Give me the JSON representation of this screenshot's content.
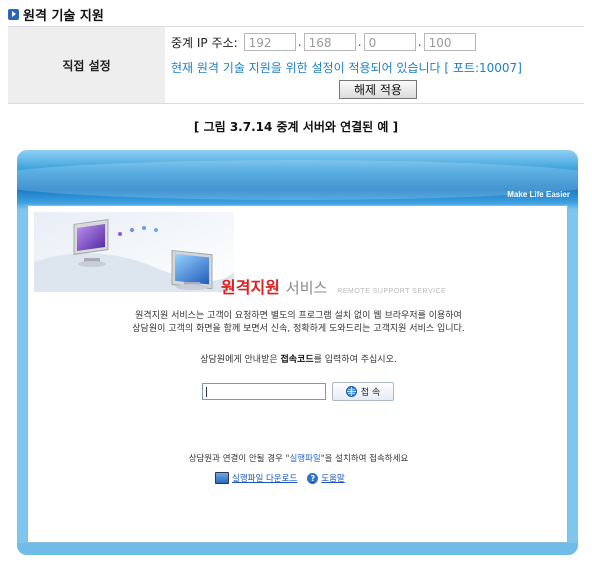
{
  "section": {
    "title": "원격 기술 지원"
  },
  "settings": {
    "row_label": "직접 설정",
    "relay_ip_label": "중계 IP 주소:",
    "ip": [
      "192",
      "168",
      "0",
      "100"
    ],
    "notice": "현재 원격 기술 지원을 위한 설정이 적용되어 있습니다 [ 포트:10007]",
    "release_button": "해제 적용"
  },
  "figure": {
    "caption": "[ 그림 3.7.14  중계 서버와 연결된 예  ]"
  },
  "service_page": {
    "tagline": "Make Life Easier",
    "title_red": "원격지원",
    "title_gray": "서비스",
    "title_eng": "REMOTE SUPPORT SERVICE",
    "desc_line1": "원격지원 서비스는 고객이 요청하면 별도의 프로그램 설치 없이 웹 브라우저를 이용하여",
    "desc_line2": "상담원이 고객의 화면을 함께 보면서 신속, 정확하게 도와드리는 고객지원 서비스 입니다.",
    "prompt_before": "상담원에게 안내받은 ",
    "prompt_bold": "접속코드",
    "prompt_after": "를 입력하여 주십시오.",
    "connect_button": "접 속",
    "guide_before": "상담원과 연결이 안될 경우 \"",
    "guide_link": "실행파일",
    "guide_after": "\"을 설치하여 접속하세요",
    "download_link": "실행파일 다운로드",
    "help_link": "도움말",
    "colors": {
      "accent_red": "#e02020",
      "link_blue": "#1a55c0",
      "notice_blue": "#1e7fc9"
    }
  }
}
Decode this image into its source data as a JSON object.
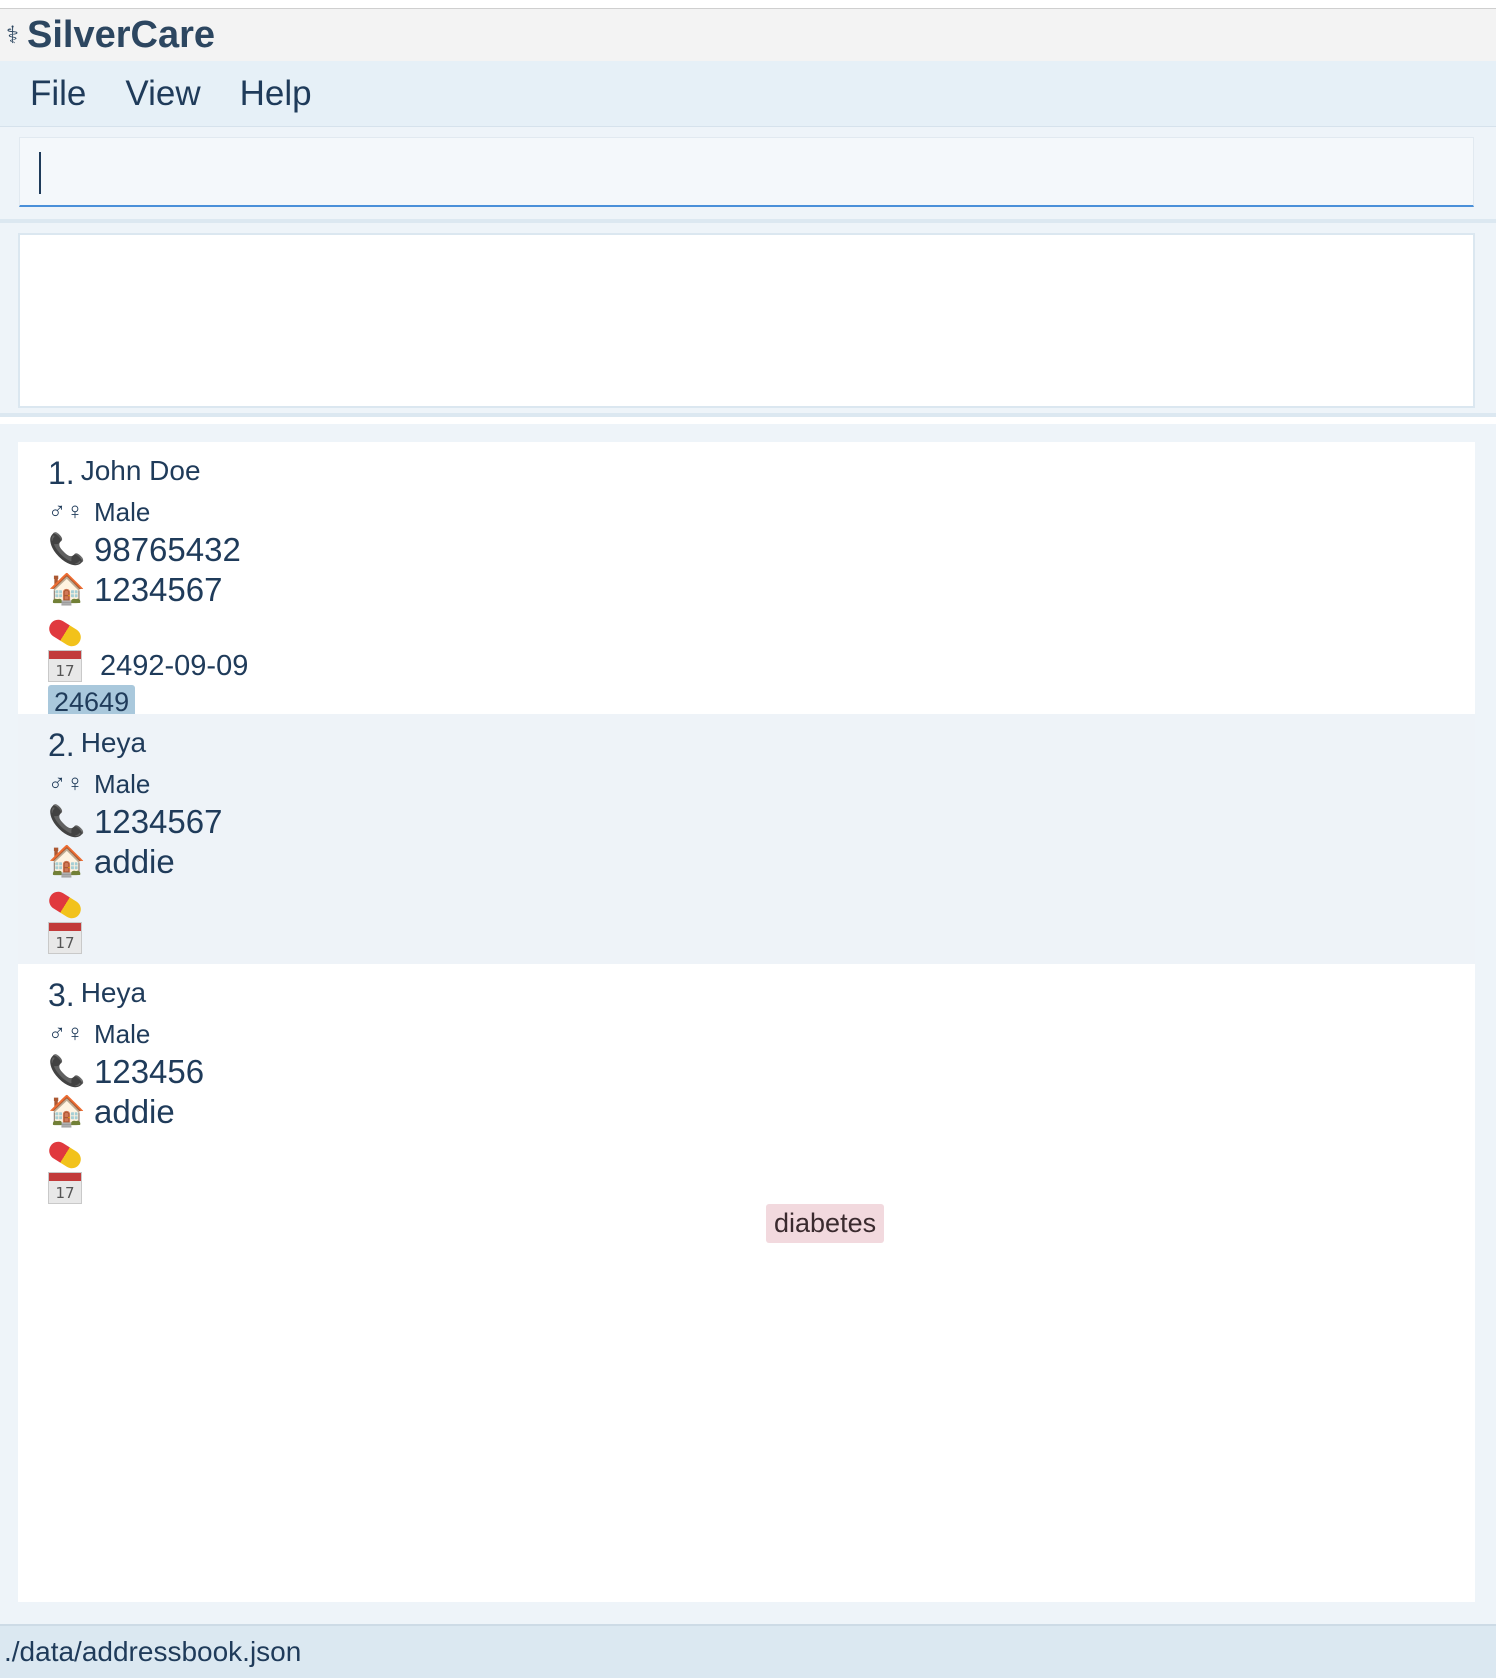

____

Repeat the material exactly as it reads, without any of its pictures.

Give me the JSON representation of this screenshot's content.
{
  "section": {
    "title": "원격 기술 지원"
  },
  "settings": {
    "row_label": "직접 설정",
    "relay_ip_label": "중계 IP 주소:",
    "ip": [
      "192",
      "168",
      "0",
      "100"
    ],
    "notice": "현재 원격 기술 지원을 위한 설정이 적용되어 있습니다 [ 포트:10007]",
    "release_button": "해제 적용"
  },
  "figure": {
    "caption": "[ 그림 3.7.14  중계 서버와 연결된 예  ]"
  },
  "service_page": {
    "tagline": "Make Life Easier",
    "title_red": "원격지원",
    "title_gray": "서비스",
    "title_eng": "REMOTE SUPPORT SERVICE",
    "desc_line1": "원격지원 서비스는 고객이 요청하면 별도의 프로그램 설치 없이 웹 브라우저를 이용하여",
    "desc_line2": "상담원이 고객의 화면을 함께 보면서 신속, 정확하게 도와드리는 고객지원 서비스 입니다.",
    "prompt_before": "상담원에게 안내받은 ",
    "prompt_bold": "접속코드",
    "prompt_after": "를 입력하여 주십시오.",
    "connect_button": "접 속",
    "guide_before": "상담원과 연결이 안될 경우 \"",
    "guide_link": "실행파일",
    "guide_after": "\"을 설치하여 접속하세요",
    "download_link": "실행파일 다운로드",
    "help_link": "도움말",
    "colors": {
      "accent_red": "#e02020",
      "link_blue": "#1a55c0",
      "notice_blue": "#1e7fc9"
    }
  }
}
Decode this image into its source data as a JSON object.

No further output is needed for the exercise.